_The exercise_
Locate all lines in the data below that hold "dokumenti" and show them.

[Data records]
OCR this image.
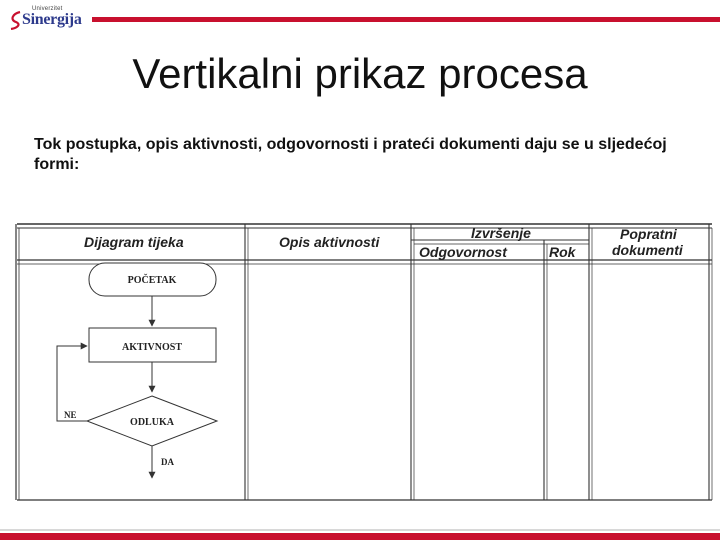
Univerzitet
Sinergija
Vertikalni prikaz procesa
Tok postupka, opis aktivnosti, odgovornosti i prateći dokumenti daju se u sljedećoj formi:
Dijagram tijeka	Opis aktivnosti
Izvršenje
Odgovornost	Rok
Popratni
dokumenti
POČETAK
AKTIVNOST
ODLUKA
NE
DA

_Response below_
Tok postupka, opis aktivnosti, odgovornosti i prateći dokumenti daju se u sljedećoj formi:
dokumenti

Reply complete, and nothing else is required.